● **Required task**
Copy all lines below containing "type".

● **Provided entries**
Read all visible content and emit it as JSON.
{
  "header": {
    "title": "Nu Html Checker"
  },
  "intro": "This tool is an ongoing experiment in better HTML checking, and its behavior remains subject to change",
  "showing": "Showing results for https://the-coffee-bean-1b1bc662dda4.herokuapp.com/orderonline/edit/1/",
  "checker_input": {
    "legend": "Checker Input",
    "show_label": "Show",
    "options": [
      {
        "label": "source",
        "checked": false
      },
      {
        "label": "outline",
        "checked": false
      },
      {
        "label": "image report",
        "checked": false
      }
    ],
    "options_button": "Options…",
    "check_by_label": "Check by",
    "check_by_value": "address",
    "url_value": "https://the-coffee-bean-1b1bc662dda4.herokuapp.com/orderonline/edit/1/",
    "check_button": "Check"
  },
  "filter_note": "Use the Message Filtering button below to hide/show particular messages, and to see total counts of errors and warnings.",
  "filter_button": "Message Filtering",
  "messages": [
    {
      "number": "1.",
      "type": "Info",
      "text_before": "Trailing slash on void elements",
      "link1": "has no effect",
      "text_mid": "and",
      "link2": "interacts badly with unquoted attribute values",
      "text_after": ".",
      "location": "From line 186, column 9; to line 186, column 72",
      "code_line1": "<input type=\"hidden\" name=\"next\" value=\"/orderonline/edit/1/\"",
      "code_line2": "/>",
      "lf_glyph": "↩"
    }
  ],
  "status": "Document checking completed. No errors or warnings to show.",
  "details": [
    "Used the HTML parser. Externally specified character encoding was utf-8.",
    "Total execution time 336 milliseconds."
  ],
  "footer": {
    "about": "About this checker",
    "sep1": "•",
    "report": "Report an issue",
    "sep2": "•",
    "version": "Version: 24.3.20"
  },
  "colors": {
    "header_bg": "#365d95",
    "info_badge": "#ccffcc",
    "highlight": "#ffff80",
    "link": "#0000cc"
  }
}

● **Result of the exercise**
      "type": "Info",
      "code_line1": "<input type=\"hidden\" name=\"next\" value=\"/orderonline/edit/1/\"",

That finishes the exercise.